╭─ Data entries

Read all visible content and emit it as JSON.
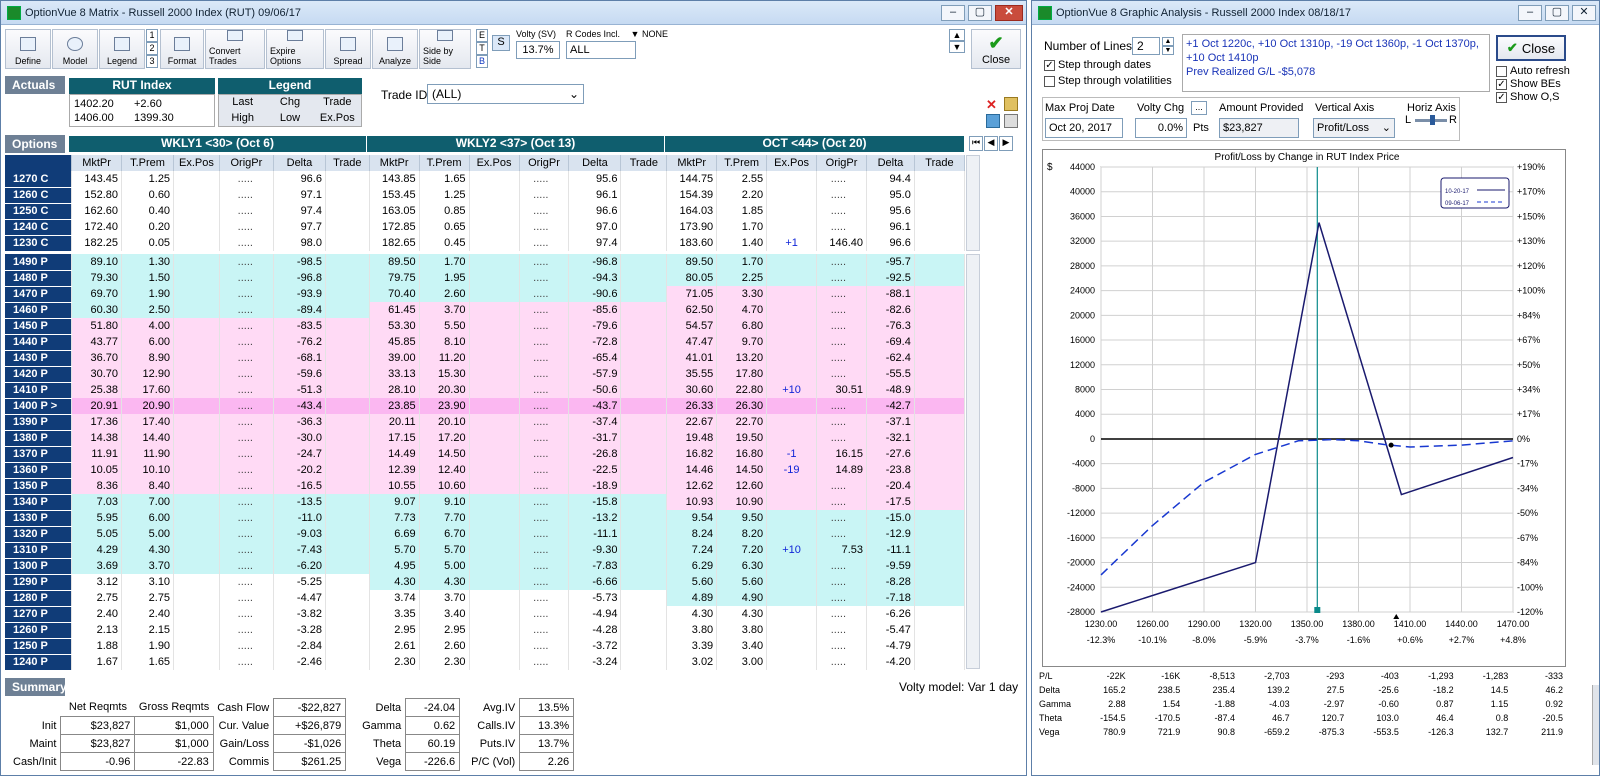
{
  "win1": {
    "title": "OptionVue 8 Matrix - Russell 2000 Index (RUT)  09/06/17"
  },
  "toolbar": {
    "define": "Define",
    "model": "Model",
    "legend": "Legend",
    "format": "Format",
    "convert": "Convert Trades",
    "expire": "Expire Options",
    "spread": "Spread",
    "analyze": "Analyze",
    "side": "Side by Side",
    "close": "Close",
    "nums": [
      "1",
      "2",
      "3"
    ],
    "etb": [
      "E",
      "T",
      "B"
    ],
    "s": "S",
    "volty_label": "Volty (SV)",
    "volty_value": "13.7%",
    "rcodes_label": "R Codes Incl.",
    "rcodes_none": "NONE",
    "rcodes_value": "ALL"
  },
  "actuals": {
    "label": "Actuals",
    "rut_title": "RUT Index",
    "r1a": "1402.20",
    "r1b": "+2.60",
    "r2a": "1406.00",
    "r2b": "1399.30",
    "legend_title": "Legend",
    "lg": [
      "Last",
      "Chg",
      "Trade",
      "High",
      "Low",
      "Ex.Pos"
    ],
    "trade_id_label": "Trade ID",
    "trade_id_value": "(ALL)"
  },
  "options": {
    "label": "Options",
    "series": [
      "WKLY1 <30> (Oct 6)",
      "WKLY2 <37> (Oct 13)",
      "OCT <44> (Oct 20)"
    ],
    "cols1": [
      "MktPr",
      "T.Prem",
      "Ex.Pos",
      "OrigPr",
      "Delta",
      "Trade"
    ],
    "cols3": [
      "MktPr",
      "T.Prem",
      "Ex.Pos",
      "OrigPr",
      "Delta",
      "Trade"
    ]
  },
  "calls": [
    [
      "1270 C",
      "143.45",
      "1.25",
      ".....",
      "96.6",
      "",
      "143.85",
      "1.65",
      ".....",
      "95.6",
      "",
      "144.75",
      "2.55",
      "",
      ".....",
      "94.4",
      ""
    ],
    [
      "1260 C",
      "152.80",
      "0.60",
      ".....",
      "97.1",
      "",
      "153.45",
      "1.25",
      ".....",
      "96.1",
      "",
      "154.39",
      "2.20",
      "",
      ".....",
      "95.0",
      ""
    ],
    [
      "1250 C",
      "162.60",
      "0.40",
      ".....",
      "97.4",
      "",
      "163.05",
      "0.85",
      ".....",
      "96.6",
      "",
      "164.03",
      "1.85",
      "",
      ".....",
      "95.6",
      ""
    ],
    [
      "1240 C",
      "172.40",
      "0.20",
      ".....",
      "97.7",
      "",
      "172.85",
      "0.65",
      ".....",
      "97.0",
      "",
      "173.90",
      "1.70",
      "",
      ".....",
      "96.1",
      ""
    ],
    [
      "1230 C",
      "182.25",
      "0.05",
      ".....",
      "98.0",
      "",
      "182.65",
      "0.45",
      ".....",
      "97.4",
      "",
      "183.60",
      "1.40",
      "+1",
      "146.40",
      "96.6",
      ""
    ]
  ],
  "puts": [
    [
      "1490 P",
      "89.10",
      "1.30",
      ".....",
      "-98.5",
      "c",
      "89.50",
      "1.70",
      ".....",
      "-96.8",
      "c",
      "89.50",
      "1.70",
      "",
      ".....",
      "-95.7",
      "c"
    ],
    [
      "1480 P",
      "79.30",
      "1.50",
      ".....",
      "-96.8",
      "c",
      "79.75",
      "1.95",
      ".....",
      "-94.3",
      "c",
      "80.05",
      "2.25",
      "",
      ".....",
      "-92.5",
      "c"
    ],
    [
      "1470 P",
      "69.70",
      "1.90",
      ".....",
      "-93.9",
      "c",
      "70.40",
      "2.60",
      ".....",
      "-90.6",
      "c",
      "71.05",
      "3.30",
      "",
      ".....",
      "-88.1",
      "p"
    ],
    [
      "1460 P",
      "60.30",
      "2.50",
      ".....",
      "-89.4",
      "c",
      "61.45",
      "3.70",
      ".....",
      "-85.6",
      "p",
      "62.50",
      "4.70",
      "",
      ".....",
      "-82.6",
      "p"
    ],
    [
      "1450 P",
      "51.80",
      "4.00",
      ".....",
      "-83.5",
      "p",
      "53.30",
      "5.50",
      ".....",
      "-79.6",
      "p",
      "54.57",
      "6.80",
      "",
      ".....",
      "-76.3",
      "p"
    ],
    [
      "1440 P",
      "43.77",
      "6.00",
      ".....",
      "-76.2",
      "p",
      "45.85",
      "8.10",
      ".....",
      "-72.8",
      "p",
      "47.47",
      "9.70",
      "",
      ".....",
      "-69.4",
      "p"
    ],
    [
      "1430 P",
      "36.70",
      "8.90",
      ".....",
      "-68.1",
      "p",
      "39.00",
      "11.20",
      ".....",
      "-65.4",
      "p",
      "41.01",
      "13.20",
      "",
      ".....",
      "-62.4",
      "p"
    ],
    [
      "1420 P",
      "30.70",
      "12.90",
      ".....",
      "-59.6",
      "p",
      "33.13",
      "15.30",
      ".....",
      "-57.9",
      "p",
      "35.55",
      "17.80",
      "",
      ".....",
      "-55.5",
      "p"
    ],
    [
      "1410 P",
      "25.38",
      "17.60",
      ".....",
      "-51.3",
      "p",
      "28.10",
      "20.30",
      ".....",
      "-50.6",
      "p",
      "30.60",
      "22.80",
      "+10",
      "30.51",
      "-48.9",
      "p"
    ],
    [
      "1400 P >",
      "20.91",
      "20.90",
      ".....",
      "-43.4",
      "m",
      "23.85",
      "23.90",
      ".....",
      "-43.7",
      "m",
      "26.33",
      "26.30",
      "",
      ".....",
      "-42.7",
      "m"
    ],
    [
      "1390 P",
      "17.36",
      "17.40",
      ".....",
      "-36.3",
      "p",
      "20.11",
      "20.10",
      ".....",
      "-37.4",
      "p",
      "22.67",
      "22.70",
      "",
      ".....",
      "-37.1",
      "p"
    ],
    [
      "1380 P",
      "14.38",
      "14.40",
      ".....",
      "-30.0",
      "p",
      "17.15",
      "17.20",
      ".....",
      "-31.7",
      "p",
      "19.48",
      "19.50",
      "",
      ".....",
      "-32.1",
      "p"
    ],
    [
      "1370 P",
      "11.91",
      "11.90",
      ".....",
      "-24.7",
      "p",
      "14.49",
      "14.50",
      ".....",
      "-26.8",
      "p",
      "16.82",
      "16.80",
      "-1",
      "16.15",
      "-27.6",
      "p"
    ],
    [
      "1360 P",
      "10.05",
      "10.10",
      ".....",
      "-20.2",
      "p",
      "12.39",
      "12.40",
      ".....",
      "-22.5",
      "p",
      "14.46",
      "14.50",
      "-19",
      "14.89",
      "-23.8",
      "p"
    ],
    [
      "1350 P",
      "8.36",
      "8.40",
      ".....",
      "-16.5",
      "p",
      "10.55",
      "10.60",
      ".....",
      "-18.9",
      "p",
      "12.62",
      "12.60",
      "",
      ".....",
      "-20.4",
      "p"
    ],
    [
      "1340 P",
      "7.03",
      "7.00",
      ".....",
      "-13.5",
      "c",
      "9.07",
      "9.10",
      ".....",
      "-15.8",
      "c",
      "10.93",
      "10.90",
      "",
      ".....",
      "-17.5",
      "p"
    ],
    [
      "1330 P",
      "5.95",
      "6.00",
      ".....",
      "-11.0",
      "c",
      "7.73",
      "7.70",
      ".....",
      "-13.2",
      "c",
      "9.54",
      "9.50",
      "",
      ".....",
      "-15.0",
      "c"
    ],
    [
      "1320 P",
      "5.05",
      "5.00",
      ".....",
      "-9.03",
      "c",
      "6.69",
      "6.70",
      ".....",
      "-11.1",
      "c",
      "8.24",
      "8.20",
      "",
      ".....",
      "-12.9",
      "c"
    ],
    [
      "1310 P",
      "4.29",
      "4.30",
      ".....",
      "-7.43",
      "c",
      "5.70",
      "5.70",
      ".....",
      "-9.30",
      "c",
      "7.24",
      "7.20",
      "+10",
      "7.53",
      "-11.1",
      "c"
    ],
    [
      "1300 P",
      "3.69",
      "3.70",
      ".....",
      "-6.20",
      "c",
      "4.95",
      "5.00",
      ".....",
      "-7.83",
      "c",
      "6.29",
      "6.30",
      "",
      ".....",
      "-9.59",
      "c"
    ],
    [
      "1290 P",
      "3.12",
      "3.10",
      ".....",
      "-5.25",
      "w",
      "4.30",
      "4.30",
      ".....",
      "-6.66",
      "c",
      "5.60",
      "5.60",
      "",
      ".....",
      "-8.28",
      "c"
    ],
    [
      "1280 P",
      "2.75",
      "2.75",
      ".....",
      "-4.47",
      "w",
      "3.74",
      "3.70",
      ".....",
      "-5.73",
      "w",
      "4.89",
      "4.90",
      "",
      ".....",
      "-7.18",
      "c"
    ],
    [
      "1270 P",
      "2.40",
      "2.40",
      ".....",
      "-3.82",
      "w",
      "3.35",
      "3.40",
      ".....",
      "-4.94",
      "w",
      "4.30",
      "4.30",
      "",
      ".....",
      "-6.26",
      "w"
    ],
    [
      "1260 P",
      "2.13",
      "2.15",
      ".....",
      "-3.28",
      "w",
      "2.95",
      "2.95",
      ".....",
      "-4.28",
      "w",
      "3.80",
      "3.80",
      "",
      ".....",
      "-5.47",
      "w"
    ],
    [
      "1250 P",
      "1.88",
      "1.90",
      ".....",
      "-2.84",
      "w",
      "2.61",
      "2.60",
      ".....",
      "-3.72",
      "w",
      "3.39",
      "3.40",
      "",
      ".....",
      "-4.79",
      "w"
    ],
    [
      "1240 P",
      "1.67",
      "1.65",
      ".....",
      "-2.46",
      "w",
      "2.30",
      "2.30",
      ".....",
      "-3.24",
      "w",
      "3.02",
      "3.00",
      "",
      ".....",
      "-4.20",
      "w"
    ]
  ],
  "summary": {
    "label": "Summary",
    "volty_model": "Volty model: Var 1 day",
    "net_reqmts": "Net Reqmts",
    "gross_reqmts": "Gross Reqmts",
    "init_label": "Init",
    "init_net": "$23,827",
    "init_gross": "$1,000",
    "maint_label": "Maint",
    "maint_net": "$23,827",
    "maint_gross": "$1,000",
    "cashinit_label": "Cash/Init",
    "cashinit_net": "-0.96",
    "cashinit_gross": "-22.83",
    "cashflow_label": "Cash Flow",
    "cashflow": "-$22,827",
    "curvalue_label": "Cur. Value",
    "curvalue": "+$26,879",
    "gainloss_label": "Gain/Loss",
    "gainloss": "-$1,026",
    "commis_label": "Commis",
    "commis": "$261.25",
    "delta_label": "Delta",
    "delta": "-24.04",
    "gamma_label": "Gamma",
    "gamma": "0.62",
    "theta_label": "Theta",
    "theta": "60.19",
    "vega_label": "Vega",
    "vega": "-226.6",
    "aviv_label": "Avg.IV",
    "aviv": "13.5%",
    "callsiv_label": "Calls.IV",
    "callsiv": "13.3%",
    "putsiv_label": "Puts.IV",
    "putsiv": "13.7%",
    "pc_label": "P/C (Vol)",
    "pc": "2.26"
  },
  "win2": {
    "title": "OptionVue 8 Graphic Analysis - Russell 2000 Index  08/18/17",
    "num_lines_label": "Number of Lines",
    "num_lines": "2",
    "step_dates": "Step through dates",
    "step_vols": "Step through volatilities",
    "trades_text": [
      "+1 Oct 1220c, +10 Oct 1310p, -19 Oct 1360p, -1 Oct 1370p,",
      "+10 Oct 1410p",
      "Prev Realized G/L -$5,078"
    ],
    "close": "Close",
    "auto_refresh": "Auto refresh",
    "show_bes": "Show BEs",
    "show_os": "Show O,S",
    "max_proj_label": "Max Proj Date",
    "max_proj": "Oct 20, 2017",
    "volty_chg_label": "Volty Chg",
    "volty_chg": "0.0%",
    "pts": "Pts",
    "amount_label": "Amount Provided",
    "amount": "$23,827",
    "vaxis_label": "Vertical Axis",
    "vaxis": "Profit/Loss",
    "haxis_label": "Horiz Axis",
    "haxis_l": "L",
    "haxis_r": "R"
  },
  "chart_data": {
    "type": "line",
    "title": "Profit/Loss by Change in RUT Index Price",
    "y_unit_label": "$",
    "x_ticks": [
      "1230.00",
      "1260.00",
      "1290.00",
      "1320.00",
      "1350.00",
      "1380.00",
      "1410.00",
      "1440.00",
      "1470.00"
    ],
    "x_pct": [
      "-12.3%",
      "-10.1%",
      "-8.0%",
      "-5.9%",
      "-3.7%",
      "-1.6%",
      "+0.6%",
      "+2.7%",
      "+4.8%"
    ],
    "y_ticks": [
      "44000",
      "40000",
      "36000",
      "32000",
      "28000",
      "24000",
      "20000",
      "16000",
      "12000",
      "8000",
      "4000",
      "0",
      "-4000",
      "-8000",
      "-12000",
      "-16000",
      "-20000",
      "-24000",
      "-28000"
    ],
    "y_right": [
      "+190%",
      "+170%",
      "+150%",
      "+130%",
      "+120%",
      "+100%",
      "+84%",
      "+67%",
      "+50%",
      "+34%",
      "+17%",
      "0%",
      "-17%",
      "-34%",
      "-50%",
      "-67%",
      "-84%",
      "-100%",
      "-120%"
    ],
    "xlim": [
      1230,
      1470
    ],
    "ylim": [
      -28000,
      44000
    ],
    "current_price": 1356,
    "series": [
      {
        "name": "10-20-17",
        "style": "solid",
        "color": "#1a1a6e",
        "x": [
          1230,
          1320,
          1357,
          1405,
          1470
        ],
        "y": [
          -28000,
          -20000,
          35000,
          -9000,
          -3000
        ]
      },
      {
        "name": "09-06-17",
        "style": "dashed",
        "color": "#1838d0",
        "x": [
          1230,
          1260,
          1290,
          1320,
          1345,
          1365,
          1380,
          1395,
          1410,
          1440,
          1470
        ],
        "y": [
          -22000,
          -14000,
          -7000,
          -2500,
          -300,
          -100,
          -300,
          -900,
          -1300,
          -1000,
          -300
        ]
      }
    ]
  },
  "stats": {
    "labels": [
      "P/L",
      "Delta",
      "Gamma",
      "Theta",
      "Vega"
    ],
    "rows": [
      [
        "-22K",
        "-16K",
        "-8,513",
        "-2,703",
        "-293",
        "-403",
        "-1,293",
        "-1,283",
        "-333"
      ],
      [
        "165.2",
        "238.5",
        "235.4",
        "139.2",
        "27.5",
        "-25.6",
        "-18.2",
        "14.5",
        "46.2"
      ],
      [
        "2.88",
        "1.54",
        "-1.88",
        "-4.03",
        "-2.97",
        "-0.60",
        "0.87",
        "1.15",
        "0.92"
      ],
      [
        "-154.5",
        "-170.5",
        "-87.4",
        "46.7",
        "120.7",
        "103.0",
        "46.4",
        "0.8",
        "-20.5"
      ],
      [
        "780.9",
        "721.9",
        "90.8",
        "-659.2",
        "-875.3",
        "-553.5",
        "-126.3",
        "132.7",
        "211.9"
      ]
    ]
  }
}
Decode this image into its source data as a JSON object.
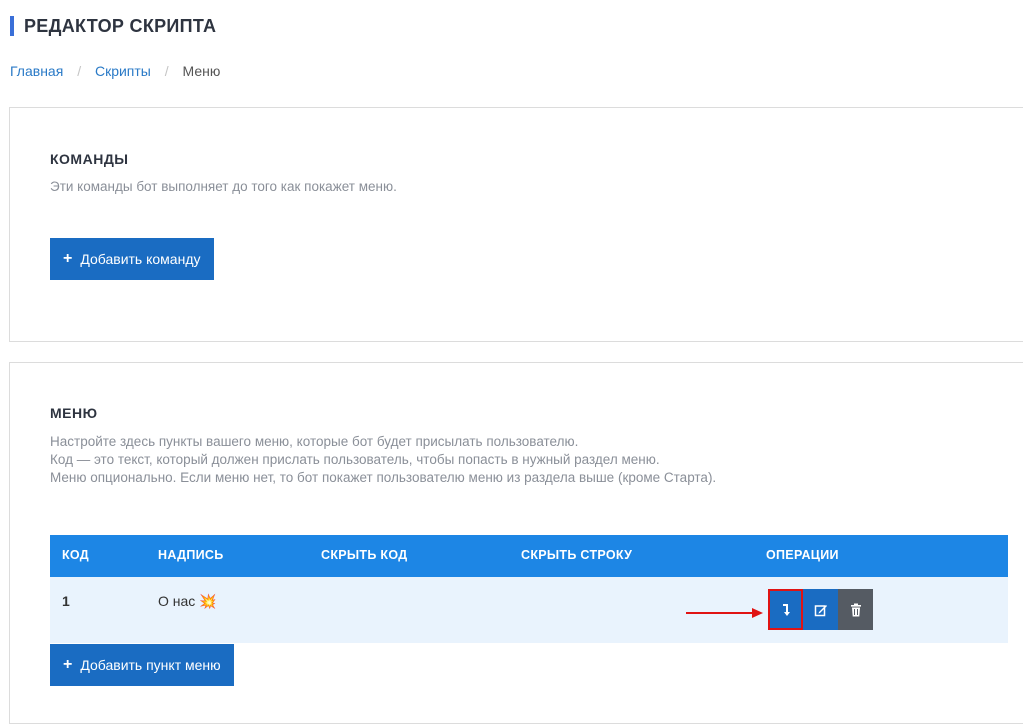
{
  "page": {
    "title": "РЕДАКТОР СКРИПТА",
    "breadcrumb": {
      "home": "Главная",
      "scripts": "Скрипты",
      "current": "Меню",
      "separator": "/"
    }
  },
  "commands": {
    "title": "КОМАНДЫ",
    "description": "Эти команды бот выполняет до того как покажет меню.",
    "add_button": "Добавить команду",
    "add_icon": "+"
  },
  "menu": {
    "title": "МЕНЮ",
    "description": [
      "Настройте здесь пункты вашего меню, которые бот будет присылать пользователю.",
      "Код — это текст, который должен прислать пользователь, чтобы попасть в нужный раздел меню.",
      "Меню опционально. Если меню нет, то бот покажет пользователю меню из раздела выше (кроме Старта)."
    ],
    "table": {
      "headers": {
        "code": "КОД",
        "label": "НАДПИСЬ",
        "hide_code": "СКРЫТЬ КОД",
        "hide_row": "СКРЫТЬ СТРОКУ",
        "operations": "ОПЕРАЦИИ"
      },
      "rows": [
        {
          "code": "1",
          "label": "О нас",
          "emoji": "💥",
          "hide_code": "",
          "hide_row": ""
        }
      ]
    },
    "add_button": "Добавить пункт меню",
    "add_icon": "+"
  },
  "icons": {
    "move": "move-down-icon",
    "edit": "edit-icon",
    "delete": "trash-icon"
  },
  "colors": {
    "accent": "#1a6cc2",
    "table_header": "#1d86e5",
    "row_bg": "#e9f3fd",
    "delete_button": "#555b63",
    "highlight": "#e01313"
  }
}
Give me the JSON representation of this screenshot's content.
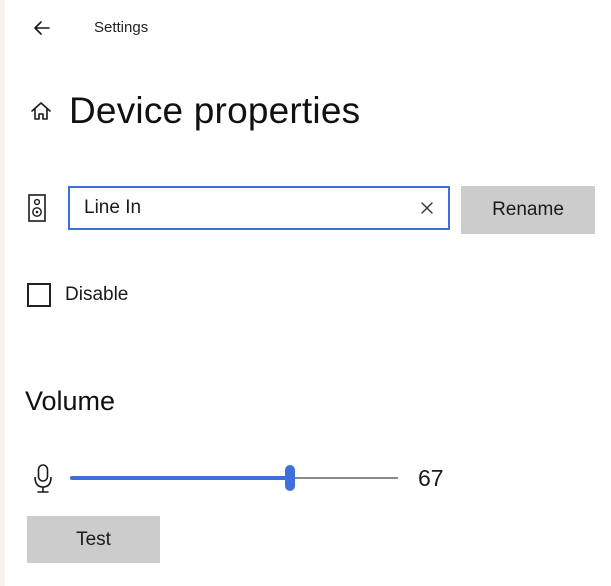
{
  "titlebar": {
    "back_icon": "arrow-left-icon",
    "app_title": "Settings"
  },
  "header": {
    "home_icon": "home-icon",
    "title": "Device properties"
  },
  "device": {
    "icon": "speaker-icon",
    "name_value": "Line In",
    "clear_icon": "close-icon",
    "rename_label": "Rename"
  },
  "disable": {
    "label": "Disable",
    "checked": false
  },
  "volume": {
    "heading": "Volume",
    "icon": "microphone-icon",
    "value": "67",
    "fraction": 0.67,
    "test_label": "Test"
  },
  "colors": {
    "accent": "#3f6fd8",
    "button_bg": "#cccccc",
    "track": "#8a8a8a"
  }
}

╰─

**Problem to work on**.
Select the lines in this material that hold the word "content", leaving none out.

**Response to the exercise**.
Read all visible content and emit it as JSON.
Give me the JSON representation of this screenshot's content.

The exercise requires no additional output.